↓↓↓

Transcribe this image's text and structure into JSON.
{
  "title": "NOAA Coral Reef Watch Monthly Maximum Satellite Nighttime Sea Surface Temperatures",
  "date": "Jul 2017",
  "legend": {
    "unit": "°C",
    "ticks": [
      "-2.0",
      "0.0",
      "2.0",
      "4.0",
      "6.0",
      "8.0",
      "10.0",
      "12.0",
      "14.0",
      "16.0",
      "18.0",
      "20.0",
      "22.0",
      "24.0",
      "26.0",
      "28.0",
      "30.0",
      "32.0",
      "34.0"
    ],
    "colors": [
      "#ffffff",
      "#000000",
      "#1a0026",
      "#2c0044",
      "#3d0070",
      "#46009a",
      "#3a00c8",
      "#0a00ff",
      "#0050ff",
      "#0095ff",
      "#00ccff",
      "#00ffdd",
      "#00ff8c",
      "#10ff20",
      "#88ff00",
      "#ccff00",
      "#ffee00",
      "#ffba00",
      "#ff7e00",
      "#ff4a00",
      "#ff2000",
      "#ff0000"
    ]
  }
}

↑↑↑

Extract the complete set of records unchanged.

Transcribe this image's text and structure into JSON.
{
  "title": "NOAA Coral Reef Watch Monthly Maximum Satellite Nighttime Sea Surface Temperatures",
  "date": "Jul 2017",
  "legend": {
    "unit": "°C",
    "ticks": [
      "-2.0",
      "0.0",
      "2.0",
      "4.0",
      "6.0",
      "8.0",
      "10.0",
      "12.0",
      "14.0",
      "16.0",
      "18.0",
      "20.0",
      "22.0",
      "24.0",
      "26.0",
      "28.0",
      "30.0",
      "32.0",
      "34.0"
    ],
    "colors": [
      "#ffffff",
      "#000000",
      "#1a0026",
      "#2c0044",
      "#3d0070",
      "#46009a",
      "#3a00c8",
      "#0a00ff",
      "#0050ff",
      "#0095ff",
      "#00ccff",
      "#00ffdd",
      "#00ff8c",
      "#10ff20",
      "#88ff00",
      "#ccff00",
      "#ffee00",
      "#ffba00",
      "#ff7e00",
      "#ff4a00",
      "#ff2000",
      "#ff0000"
    ]
  }
}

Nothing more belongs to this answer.